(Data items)
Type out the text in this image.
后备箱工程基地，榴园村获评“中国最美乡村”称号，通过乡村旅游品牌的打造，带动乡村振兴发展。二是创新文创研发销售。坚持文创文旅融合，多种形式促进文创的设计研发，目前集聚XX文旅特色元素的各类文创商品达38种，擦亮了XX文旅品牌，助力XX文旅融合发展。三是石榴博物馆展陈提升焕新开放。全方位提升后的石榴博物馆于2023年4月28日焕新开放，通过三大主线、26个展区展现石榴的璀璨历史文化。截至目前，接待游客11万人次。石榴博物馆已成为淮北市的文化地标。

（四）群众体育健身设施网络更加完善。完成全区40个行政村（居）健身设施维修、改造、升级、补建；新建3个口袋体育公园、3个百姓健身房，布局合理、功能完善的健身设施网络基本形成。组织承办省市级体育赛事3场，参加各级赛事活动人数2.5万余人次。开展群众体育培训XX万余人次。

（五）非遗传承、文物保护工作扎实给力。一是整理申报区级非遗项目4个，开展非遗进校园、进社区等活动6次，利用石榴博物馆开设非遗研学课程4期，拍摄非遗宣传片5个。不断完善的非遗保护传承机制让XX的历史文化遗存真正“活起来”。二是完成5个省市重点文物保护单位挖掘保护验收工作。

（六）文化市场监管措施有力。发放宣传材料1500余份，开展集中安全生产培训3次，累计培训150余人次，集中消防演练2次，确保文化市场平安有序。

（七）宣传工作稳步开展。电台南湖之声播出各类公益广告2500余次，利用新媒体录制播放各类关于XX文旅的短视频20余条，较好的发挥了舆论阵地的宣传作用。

Short problem ::
Exactly as they are written, print the entries again.

Solution to the problem ::
Type out the text in this image.
后备箱工程基地，榴园村获评“中国最美乡村”称号，通过乡村旅游品牌的打造，带动乡村振兴发展。二是创新文创研发销售。坚持文创文旅融合，多种形式促进文创的设计研发，目前集聚XX文旅特色元素的各类文创商品达38种，擦亮了XX文旅品牌，助力XX文旅融合发展。三是石榴博物馆展陈提升焕新开放。全方位提升后的石榴博物馆于2023年4月28日焕新开放，通过三大主线、26个展区展现石榴的璀璨历史文化。截至目前，接待游客11万人次。石榴博物馆已成为淮北市的文化地标。

（四）群众体育健身设施网络更加完善。完成全区40个行政村（居）健身设施维修、改造、升级、补建；新建3个口袋体育公园、3个百姓健身房，布局合理、功能完善的健身设施网络基本形成。组织承办省市级体育赛事3场，参加各级赛事活动人数2.5万余人次。开展群众体育培训XX万余人次。

（五）非遗传承、文物保护工作扎实给力。一是整理申报区级非遗项目4个，开展非遗进校园、进社区等活动6次，利用石榴博物馆开设非遗研学课程4期，拍摄非遗宣传片5个。不断完善的非遗保护传承机制让XX的历史文化遗存真正“活起来”。二是完成5个省市重点文物保护单位挖掘保护验收工作。

（六）文化市场监管措施有力。发放宣传材料1500余份，开展集中安全生产培训3次，累计培训150余人次，集中消防演练2次，确保文化市场平安有序。

（七）宣传工作稳步开展。电台南湖之声播出各类公益广告2500余次，利用新媒体录制播放各类关于XX文旅的短视频20余条，较好的发挥了舆论阵地的宣传作用。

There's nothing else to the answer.